> [Written task]
Where a line of the listing below includes the word "INFLIBNET", reproduce that line.

> [Data supplied]
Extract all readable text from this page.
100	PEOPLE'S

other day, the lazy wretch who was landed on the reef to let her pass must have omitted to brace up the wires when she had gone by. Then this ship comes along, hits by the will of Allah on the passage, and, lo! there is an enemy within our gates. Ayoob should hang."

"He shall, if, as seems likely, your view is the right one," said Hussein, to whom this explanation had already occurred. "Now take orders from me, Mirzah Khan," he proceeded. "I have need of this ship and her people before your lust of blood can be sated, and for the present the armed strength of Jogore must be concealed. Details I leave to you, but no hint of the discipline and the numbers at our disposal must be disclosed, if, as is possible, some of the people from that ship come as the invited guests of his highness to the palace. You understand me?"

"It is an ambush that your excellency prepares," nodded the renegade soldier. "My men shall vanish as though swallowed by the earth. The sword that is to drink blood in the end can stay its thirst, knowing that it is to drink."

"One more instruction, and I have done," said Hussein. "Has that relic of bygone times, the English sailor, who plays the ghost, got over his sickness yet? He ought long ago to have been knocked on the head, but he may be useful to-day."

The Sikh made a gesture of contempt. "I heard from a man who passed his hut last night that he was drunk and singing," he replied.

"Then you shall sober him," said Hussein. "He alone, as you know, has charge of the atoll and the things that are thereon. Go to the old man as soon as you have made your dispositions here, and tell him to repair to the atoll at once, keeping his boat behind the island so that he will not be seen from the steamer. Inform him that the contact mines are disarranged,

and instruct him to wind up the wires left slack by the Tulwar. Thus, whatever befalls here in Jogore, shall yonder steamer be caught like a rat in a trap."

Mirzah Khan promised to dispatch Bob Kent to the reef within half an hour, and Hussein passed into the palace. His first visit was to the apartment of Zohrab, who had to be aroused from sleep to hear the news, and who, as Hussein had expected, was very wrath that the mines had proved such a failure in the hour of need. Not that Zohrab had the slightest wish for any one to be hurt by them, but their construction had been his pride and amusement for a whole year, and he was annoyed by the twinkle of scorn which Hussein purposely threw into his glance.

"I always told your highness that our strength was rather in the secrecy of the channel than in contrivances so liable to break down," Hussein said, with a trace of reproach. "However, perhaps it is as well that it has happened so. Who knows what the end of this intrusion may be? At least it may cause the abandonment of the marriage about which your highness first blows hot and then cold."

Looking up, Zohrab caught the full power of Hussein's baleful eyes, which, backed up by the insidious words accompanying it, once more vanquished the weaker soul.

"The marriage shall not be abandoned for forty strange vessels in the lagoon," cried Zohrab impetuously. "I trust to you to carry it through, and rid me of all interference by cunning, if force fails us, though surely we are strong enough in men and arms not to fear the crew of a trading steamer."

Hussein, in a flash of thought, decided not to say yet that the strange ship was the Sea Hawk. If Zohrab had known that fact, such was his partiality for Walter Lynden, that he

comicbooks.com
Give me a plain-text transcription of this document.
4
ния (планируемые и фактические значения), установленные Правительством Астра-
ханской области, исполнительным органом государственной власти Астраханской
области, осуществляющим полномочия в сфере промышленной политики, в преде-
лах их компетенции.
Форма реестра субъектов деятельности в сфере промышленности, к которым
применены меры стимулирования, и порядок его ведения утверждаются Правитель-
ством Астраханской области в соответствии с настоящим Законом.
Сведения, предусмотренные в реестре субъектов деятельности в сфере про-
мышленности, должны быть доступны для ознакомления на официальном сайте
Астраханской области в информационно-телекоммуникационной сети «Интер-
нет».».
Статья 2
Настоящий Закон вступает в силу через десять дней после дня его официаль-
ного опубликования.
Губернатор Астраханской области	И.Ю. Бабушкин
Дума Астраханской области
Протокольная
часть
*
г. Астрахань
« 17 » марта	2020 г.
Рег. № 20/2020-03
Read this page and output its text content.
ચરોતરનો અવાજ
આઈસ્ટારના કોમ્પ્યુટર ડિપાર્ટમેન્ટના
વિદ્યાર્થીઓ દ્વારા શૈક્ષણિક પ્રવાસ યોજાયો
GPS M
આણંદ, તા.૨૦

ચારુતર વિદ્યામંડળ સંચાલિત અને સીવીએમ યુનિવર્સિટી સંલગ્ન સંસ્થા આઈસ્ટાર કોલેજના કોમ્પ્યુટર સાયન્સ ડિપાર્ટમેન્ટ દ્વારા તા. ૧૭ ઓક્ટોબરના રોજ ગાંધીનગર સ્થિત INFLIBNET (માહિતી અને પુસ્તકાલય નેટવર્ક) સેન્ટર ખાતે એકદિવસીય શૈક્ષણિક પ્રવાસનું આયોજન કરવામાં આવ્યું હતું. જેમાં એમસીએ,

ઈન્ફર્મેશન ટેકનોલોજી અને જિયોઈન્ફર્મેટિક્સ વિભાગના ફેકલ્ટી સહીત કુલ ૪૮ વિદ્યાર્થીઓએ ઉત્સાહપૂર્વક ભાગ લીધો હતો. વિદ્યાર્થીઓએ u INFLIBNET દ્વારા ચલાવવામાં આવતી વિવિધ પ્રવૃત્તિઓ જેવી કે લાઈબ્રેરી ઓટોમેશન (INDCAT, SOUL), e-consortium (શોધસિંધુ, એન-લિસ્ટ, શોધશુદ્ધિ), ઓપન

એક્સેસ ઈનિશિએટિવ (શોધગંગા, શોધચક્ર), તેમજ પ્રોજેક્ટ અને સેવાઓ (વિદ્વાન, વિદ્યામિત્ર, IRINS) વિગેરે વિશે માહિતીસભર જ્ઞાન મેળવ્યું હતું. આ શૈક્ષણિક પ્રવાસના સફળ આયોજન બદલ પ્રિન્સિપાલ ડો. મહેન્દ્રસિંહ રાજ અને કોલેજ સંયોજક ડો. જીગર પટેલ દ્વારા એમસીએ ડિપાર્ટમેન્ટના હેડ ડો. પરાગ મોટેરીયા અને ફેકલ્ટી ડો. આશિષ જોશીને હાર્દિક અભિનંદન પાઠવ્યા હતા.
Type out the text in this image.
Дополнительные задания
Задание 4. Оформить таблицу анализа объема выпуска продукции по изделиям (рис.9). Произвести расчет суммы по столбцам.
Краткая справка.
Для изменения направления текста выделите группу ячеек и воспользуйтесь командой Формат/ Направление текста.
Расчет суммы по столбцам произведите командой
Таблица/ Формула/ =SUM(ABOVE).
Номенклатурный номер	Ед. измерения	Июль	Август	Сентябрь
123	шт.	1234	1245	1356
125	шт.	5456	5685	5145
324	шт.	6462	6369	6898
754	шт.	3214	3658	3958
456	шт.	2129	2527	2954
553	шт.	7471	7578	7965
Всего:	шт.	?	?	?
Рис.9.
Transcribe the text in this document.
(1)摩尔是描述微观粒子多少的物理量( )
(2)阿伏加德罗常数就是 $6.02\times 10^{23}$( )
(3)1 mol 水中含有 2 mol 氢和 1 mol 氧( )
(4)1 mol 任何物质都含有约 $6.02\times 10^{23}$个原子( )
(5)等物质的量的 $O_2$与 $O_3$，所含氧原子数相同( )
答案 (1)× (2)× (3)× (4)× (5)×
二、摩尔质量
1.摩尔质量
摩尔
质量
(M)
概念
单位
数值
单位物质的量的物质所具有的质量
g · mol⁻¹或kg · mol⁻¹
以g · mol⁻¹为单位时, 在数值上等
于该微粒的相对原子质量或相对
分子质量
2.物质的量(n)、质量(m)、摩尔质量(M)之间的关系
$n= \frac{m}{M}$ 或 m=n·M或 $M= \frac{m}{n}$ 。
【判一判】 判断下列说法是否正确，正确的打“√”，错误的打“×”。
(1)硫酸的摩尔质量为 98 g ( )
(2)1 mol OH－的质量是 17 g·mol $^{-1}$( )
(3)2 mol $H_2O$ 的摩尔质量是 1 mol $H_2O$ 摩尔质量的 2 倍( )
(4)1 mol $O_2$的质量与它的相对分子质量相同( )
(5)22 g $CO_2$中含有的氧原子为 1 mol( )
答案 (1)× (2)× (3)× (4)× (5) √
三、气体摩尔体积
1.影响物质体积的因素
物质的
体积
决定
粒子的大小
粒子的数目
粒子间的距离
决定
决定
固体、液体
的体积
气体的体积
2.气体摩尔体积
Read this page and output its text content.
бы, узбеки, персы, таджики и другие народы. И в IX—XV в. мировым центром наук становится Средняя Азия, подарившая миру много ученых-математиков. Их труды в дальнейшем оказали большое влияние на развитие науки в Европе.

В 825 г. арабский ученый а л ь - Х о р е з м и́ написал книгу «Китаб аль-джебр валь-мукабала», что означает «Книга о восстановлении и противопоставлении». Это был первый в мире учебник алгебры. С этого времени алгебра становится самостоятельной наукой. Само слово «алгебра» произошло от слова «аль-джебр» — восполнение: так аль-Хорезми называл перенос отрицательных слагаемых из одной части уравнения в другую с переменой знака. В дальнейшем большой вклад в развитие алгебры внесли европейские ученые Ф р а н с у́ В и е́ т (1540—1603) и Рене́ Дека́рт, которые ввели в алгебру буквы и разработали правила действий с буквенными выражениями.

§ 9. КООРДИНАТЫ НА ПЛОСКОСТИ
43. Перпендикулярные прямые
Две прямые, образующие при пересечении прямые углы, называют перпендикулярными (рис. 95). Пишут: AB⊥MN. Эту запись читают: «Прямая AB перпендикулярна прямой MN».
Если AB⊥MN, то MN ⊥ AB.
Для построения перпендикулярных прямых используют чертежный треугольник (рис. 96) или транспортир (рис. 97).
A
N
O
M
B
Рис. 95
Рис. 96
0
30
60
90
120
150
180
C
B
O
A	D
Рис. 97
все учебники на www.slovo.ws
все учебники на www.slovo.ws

> [Solved exercise]
ચારુતર વિદ્યામંડળ સંચાલિત અને સીવીએમ યુનિવર્સિટી સંલગ્ન સંસ્થા આઈસ્ટાર કોલેજના કોમ્પ્યુટર સાયન્સ ડિપાર્ટમેન્ટ દ્વારા તા. ૧૭ ઓક્ટોબરના રોજ ગાંધીનગર સ્થિત INFLIBNET (માહિતી અને પુસ્તકાલય નેટવર્ક) સેન્ટર ખાતે એકદિવસીય શૈક્ષણિક પ્રવાસનું આયોજન કરવામાં આવ્યું હતું. જેમાં એમસીએ,
ઈન્ફર્મેશન ટેકનોલોજી અને જિયોઈન્ફર્મેટિક્સ વિભાગના ફેકલ્ટી સહીત કુલ ૪૮ વિદ્યાર્થીઓએ ઉત્સાહપૂર્વક ભાગ લીધો હતો. વિદ્યાર્થીઓએ u INFLIBNET દ્વારા ચલાવવામાં આવતી વિવિધ પ્રવૃત્તિઓ જેવી કે લાઈબ્રેરી ઓટોમેશન (INDCAT, SOUL), e-consortium (શોધસિંધુ, એન-લિસ્ટ, શોધશુદ્ધિ), ઓપન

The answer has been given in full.